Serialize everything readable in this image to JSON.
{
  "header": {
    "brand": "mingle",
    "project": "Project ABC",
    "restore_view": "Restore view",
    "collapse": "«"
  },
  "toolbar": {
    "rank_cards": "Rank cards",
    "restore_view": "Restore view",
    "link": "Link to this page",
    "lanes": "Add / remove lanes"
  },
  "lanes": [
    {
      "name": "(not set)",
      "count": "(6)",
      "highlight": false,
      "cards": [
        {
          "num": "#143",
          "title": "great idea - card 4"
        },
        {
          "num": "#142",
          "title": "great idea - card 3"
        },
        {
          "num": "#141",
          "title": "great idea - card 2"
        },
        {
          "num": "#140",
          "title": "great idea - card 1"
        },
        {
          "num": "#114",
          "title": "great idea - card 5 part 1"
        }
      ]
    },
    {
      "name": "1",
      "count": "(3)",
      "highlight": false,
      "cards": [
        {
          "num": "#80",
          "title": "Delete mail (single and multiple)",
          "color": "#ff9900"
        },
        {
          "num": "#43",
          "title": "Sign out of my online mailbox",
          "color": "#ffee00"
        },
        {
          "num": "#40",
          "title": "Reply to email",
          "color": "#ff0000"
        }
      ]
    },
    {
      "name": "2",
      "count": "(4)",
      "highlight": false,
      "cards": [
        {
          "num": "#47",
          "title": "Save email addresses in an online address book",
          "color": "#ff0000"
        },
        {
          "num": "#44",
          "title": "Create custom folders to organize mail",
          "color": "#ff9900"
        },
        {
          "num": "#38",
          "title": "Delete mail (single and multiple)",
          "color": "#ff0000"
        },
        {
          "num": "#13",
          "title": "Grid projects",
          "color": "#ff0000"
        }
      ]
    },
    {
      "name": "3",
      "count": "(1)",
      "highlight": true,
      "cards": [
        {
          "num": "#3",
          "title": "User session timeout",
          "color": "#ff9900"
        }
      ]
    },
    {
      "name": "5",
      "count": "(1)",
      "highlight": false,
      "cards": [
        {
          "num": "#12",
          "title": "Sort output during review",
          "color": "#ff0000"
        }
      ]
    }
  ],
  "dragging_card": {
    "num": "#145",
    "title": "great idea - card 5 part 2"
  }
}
* * *
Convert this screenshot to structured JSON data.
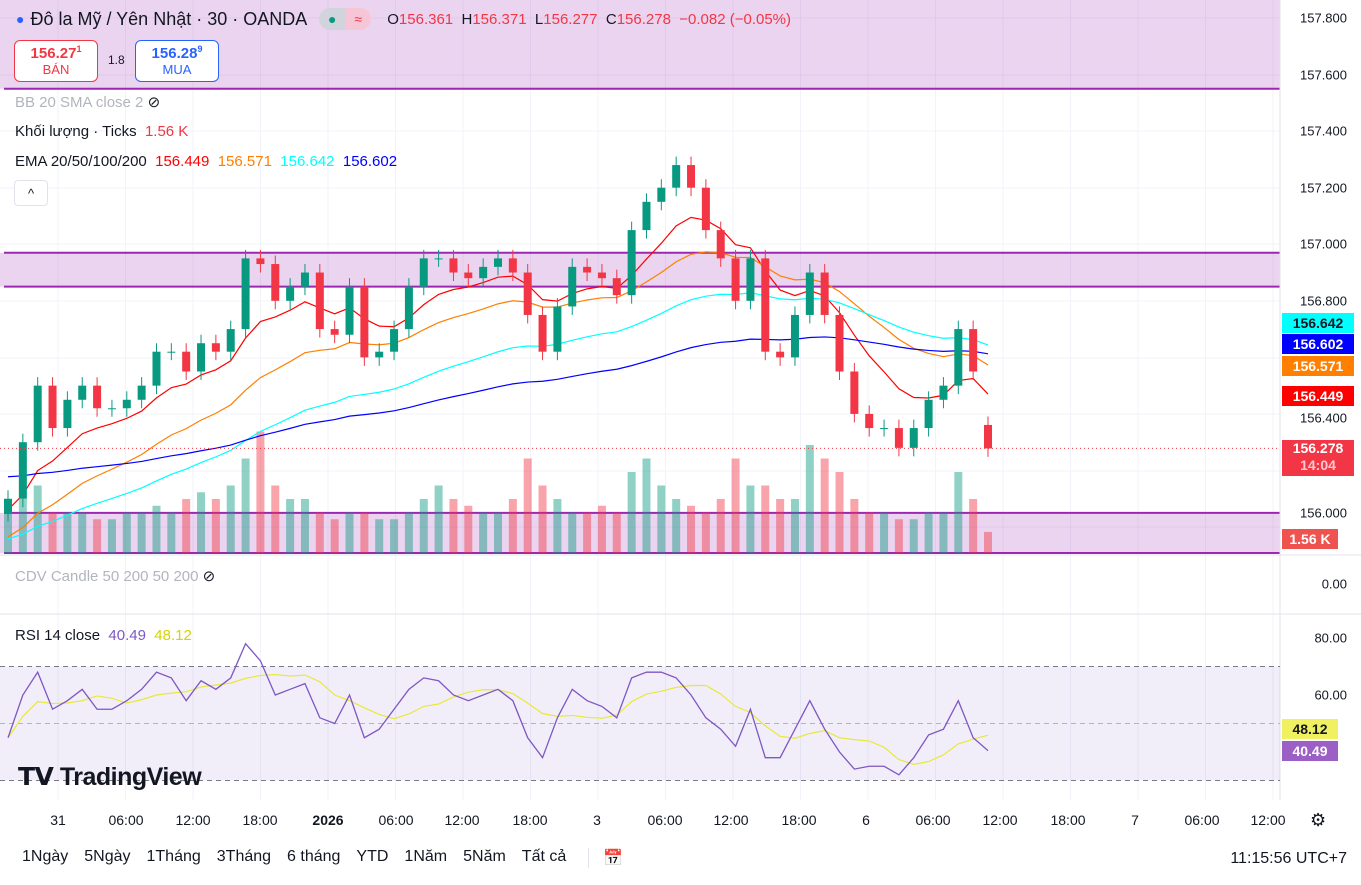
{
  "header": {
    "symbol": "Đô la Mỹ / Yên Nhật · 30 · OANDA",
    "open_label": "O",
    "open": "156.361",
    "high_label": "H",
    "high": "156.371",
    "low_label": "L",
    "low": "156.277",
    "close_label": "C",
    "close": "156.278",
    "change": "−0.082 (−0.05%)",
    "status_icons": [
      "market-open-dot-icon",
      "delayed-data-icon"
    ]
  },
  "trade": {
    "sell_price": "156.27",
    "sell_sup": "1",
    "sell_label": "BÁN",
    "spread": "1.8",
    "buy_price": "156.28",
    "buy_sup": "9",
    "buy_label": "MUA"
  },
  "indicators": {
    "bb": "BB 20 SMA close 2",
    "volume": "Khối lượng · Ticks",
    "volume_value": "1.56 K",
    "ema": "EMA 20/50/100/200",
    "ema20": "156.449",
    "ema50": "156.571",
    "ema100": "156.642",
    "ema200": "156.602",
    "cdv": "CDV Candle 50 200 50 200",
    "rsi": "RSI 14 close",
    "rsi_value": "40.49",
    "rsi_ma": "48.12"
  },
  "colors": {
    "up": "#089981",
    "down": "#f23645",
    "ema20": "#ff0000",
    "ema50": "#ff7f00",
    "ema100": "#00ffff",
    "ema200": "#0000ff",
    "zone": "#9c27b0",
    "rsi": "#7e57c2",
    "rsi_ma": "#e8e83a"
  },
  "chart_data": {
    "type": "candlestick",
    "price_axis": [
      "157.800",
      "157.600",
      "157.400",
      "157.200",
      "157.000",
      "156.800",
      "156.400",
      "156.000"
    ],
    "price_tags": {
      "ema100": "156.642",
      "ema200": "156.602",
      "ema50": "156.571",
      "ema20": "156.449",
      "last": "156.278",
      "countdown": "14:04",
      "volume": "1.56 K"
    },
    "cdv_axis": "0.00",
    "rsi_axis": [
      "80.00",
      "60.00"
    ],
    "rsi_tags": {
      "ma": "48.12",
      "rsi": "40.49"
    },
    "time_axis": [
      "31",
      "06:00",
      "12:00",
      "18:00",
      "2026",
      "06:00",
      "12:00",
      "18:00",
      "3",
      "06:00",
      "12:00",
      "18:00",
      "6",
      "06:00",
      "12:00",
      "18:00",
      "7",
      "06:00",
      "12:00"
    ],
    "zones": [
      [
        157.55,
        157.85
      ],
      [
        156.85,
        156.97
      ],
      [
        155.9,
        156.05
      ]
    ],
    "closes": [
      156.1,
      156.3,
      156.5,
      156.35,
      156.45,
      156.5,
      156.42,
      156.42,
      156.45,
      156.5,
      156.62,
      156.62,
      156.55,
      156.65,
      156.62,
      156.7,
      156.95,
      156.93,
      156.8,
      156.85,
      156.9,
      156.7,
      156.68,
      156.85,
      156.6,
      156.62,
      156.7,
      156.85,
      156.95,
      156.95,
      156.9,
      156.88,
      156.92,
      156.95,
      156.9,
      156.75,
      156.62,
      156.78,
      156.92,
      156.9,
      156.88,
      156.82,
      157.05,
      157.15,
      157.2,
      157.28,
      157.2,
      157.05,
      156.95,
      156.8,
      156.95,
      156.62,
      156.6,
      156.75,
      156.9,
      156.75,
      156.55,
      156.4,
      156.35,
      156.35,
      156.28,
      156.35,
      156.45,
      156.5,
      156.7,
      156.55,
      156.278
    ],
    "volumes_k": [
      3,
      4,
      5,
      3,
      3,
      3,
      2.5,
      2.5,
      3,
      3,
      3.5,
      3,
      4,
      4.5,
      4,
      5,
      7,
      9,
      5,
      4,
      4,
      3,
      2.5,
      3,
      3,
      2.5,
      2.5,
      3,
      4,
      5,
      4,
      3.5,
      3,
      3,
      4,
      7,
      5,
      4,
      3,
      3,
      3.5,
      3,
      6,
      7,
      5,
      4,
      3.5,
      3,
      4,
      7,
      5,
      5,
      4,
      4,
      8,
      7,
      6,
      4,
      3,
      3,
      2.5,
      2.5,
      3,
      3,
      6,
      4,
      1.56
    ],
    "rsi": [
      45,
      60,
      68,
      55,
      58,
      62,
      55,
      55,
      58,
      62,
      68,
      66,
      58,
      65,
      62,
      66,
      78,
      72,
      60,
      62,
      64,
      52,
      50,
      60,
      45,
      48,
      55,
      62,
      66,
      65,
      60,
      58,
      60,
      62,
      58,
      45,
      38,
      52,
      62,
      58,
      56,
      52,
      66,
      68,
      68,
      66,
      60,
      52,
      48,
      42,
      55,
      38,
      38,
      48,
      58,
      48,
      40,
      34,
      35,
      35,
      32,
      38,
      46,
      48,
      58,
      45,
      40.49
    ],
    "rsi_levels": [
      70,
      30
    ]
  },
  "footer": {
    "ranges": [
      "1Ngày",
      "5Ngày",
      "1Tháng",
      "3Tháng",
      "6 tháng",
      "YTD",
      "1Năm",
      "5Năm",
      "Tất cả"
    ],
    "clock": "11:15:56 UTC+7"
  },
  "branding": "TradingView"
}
==
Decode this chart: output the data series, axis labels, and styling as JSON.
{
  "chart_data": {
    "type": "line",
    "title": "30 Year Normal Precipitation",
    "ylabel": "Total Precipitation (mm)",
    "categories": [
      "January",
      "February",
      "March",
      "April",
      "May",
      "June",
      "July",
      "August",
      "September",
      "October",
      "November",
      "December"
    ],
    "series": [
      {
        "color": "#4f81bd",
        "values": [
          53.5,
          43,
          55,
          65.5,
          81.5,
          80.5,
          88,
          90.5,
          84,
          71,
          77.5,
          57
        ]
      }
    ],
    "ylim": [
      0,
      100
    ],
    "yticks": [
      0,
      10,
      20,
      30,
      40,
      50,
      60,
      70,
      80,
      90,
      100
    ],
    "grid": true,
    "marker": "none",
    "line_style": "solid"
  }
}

Goal of the exercise ::
Look through the material above. Copy each line where the word "JSON" appears.

Answer for this exercise ::
Serialize everything readable in this image to JSON.
Convert this screenshot to structured JSON data.
Decode this chart: output the data series, axis labels, and styling as JSON.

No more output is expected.